§ CONSIGNE DONNÉE 1
Pouvez-vous retaper fidèlement l'extrait sur Tonight, Tonight, Tonight, depuis « Placé en seconde » jusqu'à « à sa dépendance. » ?

___ EXTRAIT DE PAGE ___

Placé en seconde position au milieu des deux titres les plus généralistes - sans pour autant être génériques - de l’album, Tonight, Tonight, Tonight en est la piste la plus sombre. La seule à l’être en réalité, la seconde moitié de Domino étant parcourue d’éclaircies. Morceau à l’ambiance nocturne, presque lugubre, il contraste avec le joyeux voire naïf Invisible Touch qui le précède, offrant un changement d’atmosphère qui a dû surprendre lors de la sortie de l’album. Car Tonight, Tonight, Tonight est aussi le récit d’une personne accro, en proie à sa dépendance.

Le titre possède une dynamique captivante. Plutôt calme entre couplets un peu étouffés et refrains où Phil Collins pousse de la voix sur des paroles faites pour être scandées, le morceau est dominé par les pads et batteries électroniques qui jouent la mélodie. Elles tendent l’atmosphère avec l’aide de l’orchestre joué par les claviers de Banks, alors que la guitare de Rutherford fait de courtes incursions pour implicitement appuyer la menace. Le chanteur raconte une âme en souffrance, épuisée par les effets d’une substance qu’on devine néfaste et illicite. Les “ce soir” du refrain peuvent aussi bien parler de l’acquisition d'une nouvelle dose auprès d’un dealer que d’une décision d’arrêter de subir cette addiction.

___ DONNÉES DE TRAVAIL ___

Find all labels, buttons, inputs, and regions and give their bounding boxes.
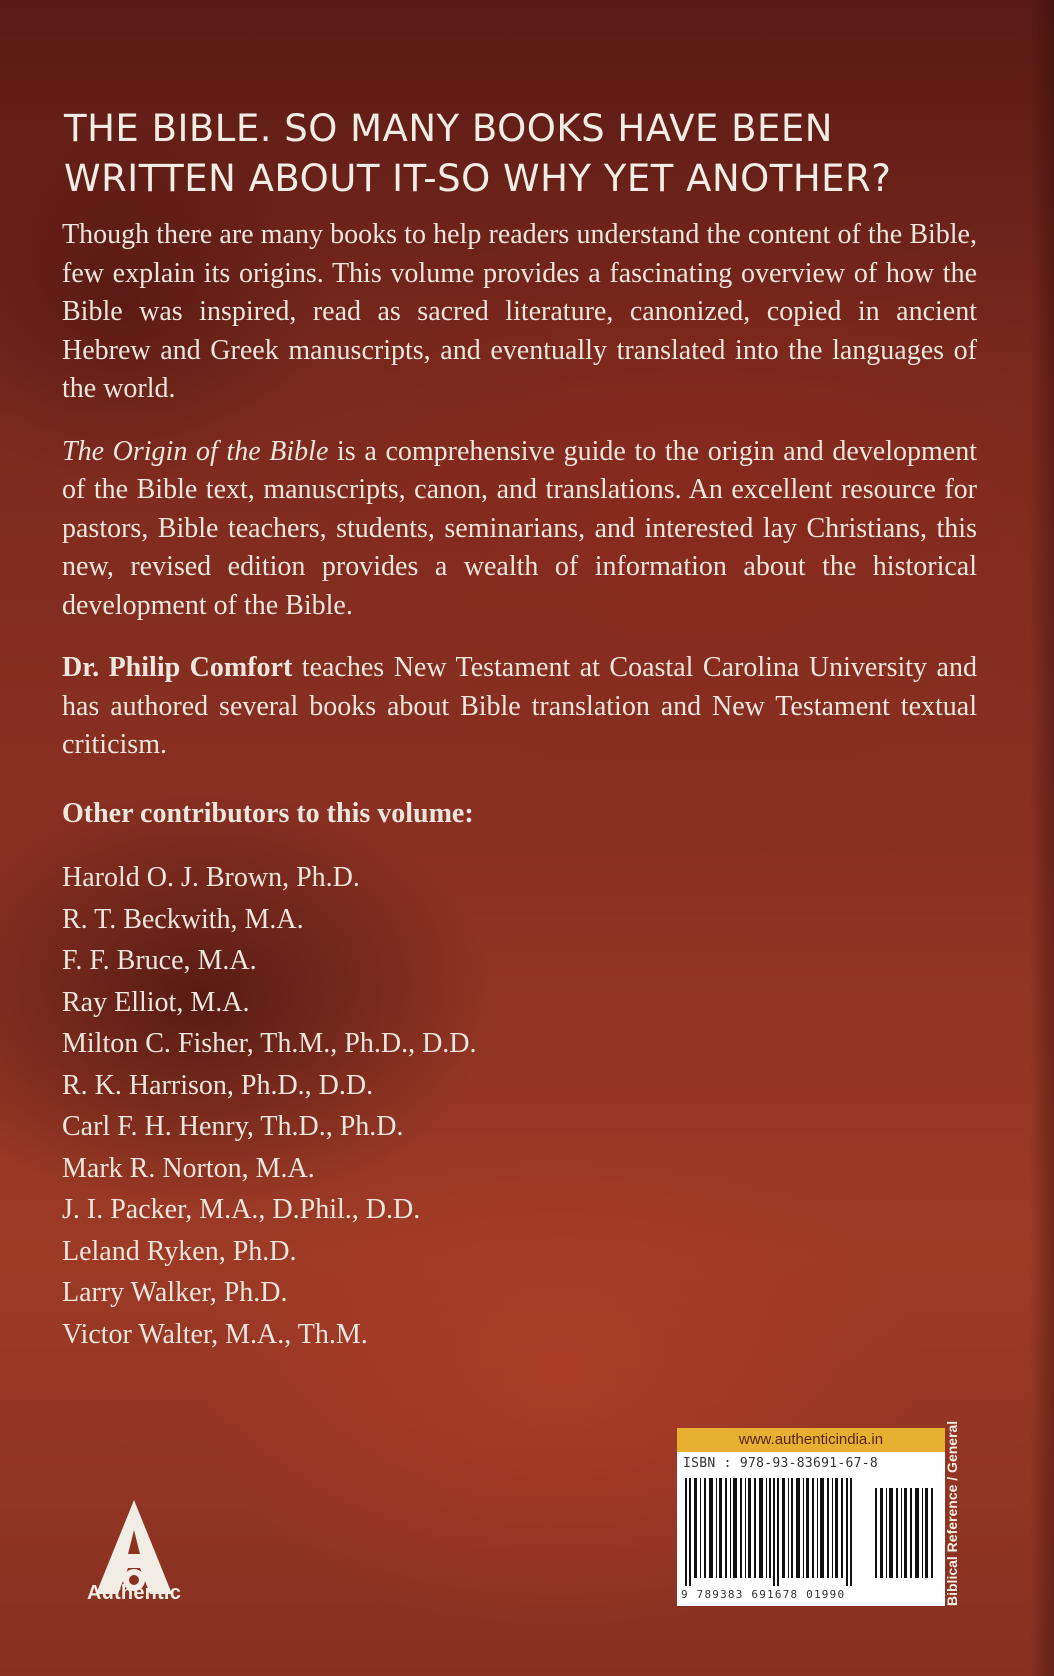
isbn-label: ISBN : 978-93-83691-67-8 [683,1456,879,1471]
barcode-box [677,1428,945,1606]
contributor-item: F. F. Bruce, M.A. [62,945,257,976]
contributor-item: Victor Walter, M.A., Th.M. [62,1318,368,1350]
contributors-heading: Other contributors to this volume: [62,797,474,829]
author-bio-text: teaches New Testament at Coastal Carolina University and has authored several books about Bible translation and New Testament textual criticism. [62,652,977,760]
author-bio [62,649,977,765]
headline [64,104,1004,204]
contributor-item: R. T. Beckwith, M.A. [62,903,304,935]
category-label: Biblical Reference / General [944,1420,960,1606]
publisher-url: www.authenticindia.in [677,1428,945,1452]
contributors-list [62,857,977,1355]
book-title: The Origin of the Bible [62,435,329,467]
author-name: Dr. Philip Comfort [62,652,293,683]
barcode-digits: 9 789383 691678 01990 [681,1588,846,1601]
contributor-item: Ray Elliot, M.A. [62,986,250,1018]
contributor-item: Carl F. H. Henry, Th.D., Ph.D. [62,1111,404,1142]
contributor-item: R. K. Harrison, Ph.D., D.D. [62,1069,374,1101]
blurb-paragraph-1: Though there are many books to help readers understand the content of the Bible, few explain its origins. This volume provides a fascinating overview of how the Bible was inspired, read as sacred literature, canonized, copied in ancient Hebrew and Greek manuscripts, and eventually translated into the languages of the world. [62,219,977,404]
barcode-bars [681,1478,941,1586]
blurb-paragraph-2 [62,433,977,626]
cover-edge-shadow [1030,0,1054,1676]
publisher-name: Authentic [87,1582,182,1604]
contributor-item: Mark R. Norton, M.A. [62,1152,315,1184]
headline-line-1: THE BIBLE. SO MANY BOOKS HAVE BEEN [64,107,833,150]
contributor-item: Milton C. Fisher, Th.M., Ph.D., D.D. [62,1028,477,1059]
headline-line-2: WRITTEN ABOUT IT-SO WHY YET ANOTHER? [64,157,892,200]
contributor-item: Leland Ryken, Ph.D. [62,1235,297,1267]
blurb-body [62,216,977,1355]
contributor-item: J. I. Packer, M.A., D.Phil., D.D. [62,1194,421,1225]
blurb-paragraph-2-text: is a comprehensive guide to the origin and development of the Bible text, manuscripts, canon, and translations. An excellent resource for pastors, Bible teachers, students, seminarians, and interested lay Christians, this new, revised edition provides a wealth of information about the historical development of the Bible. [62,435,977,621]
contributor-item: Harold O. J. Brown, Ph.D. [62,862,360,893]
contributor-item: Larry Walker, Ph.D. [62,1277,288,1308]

___

§ CONSIGNE DONNÉE 2
Quelles lignes des enregistrements contiennent la chaîne « name » ? Extrayez-les toutes, sans rien y changer.

§ BONNE RÉPONSE 1
Placé en seconde position au milieu des deux titres les plus généralistes - sans pour autant être génériques - de l’album, Tonight, Tonight, Tonight en est la piste la plus sombre. La seule à l’être en réalité, la seconde moitié de Domino étant parcourue d’éclaircies. Morceau à l’ambiance nocturne, presque lugubre, il contraste avec le joyeux voire naïf Invisible Touch qui le précède, offrant un changement d’atmosphère qui a dû surprendre lors de la sortie de l’album. Car Tonight, Tonight, Tonight est aussi le récit d’une personne accro, en proie à sa dépendance.

§ BONNE RÉPONSE 2
author-name: Dr. Philip Comfort [62,652,293,683]
publisher-name: Authentic [87,1582,182,1604]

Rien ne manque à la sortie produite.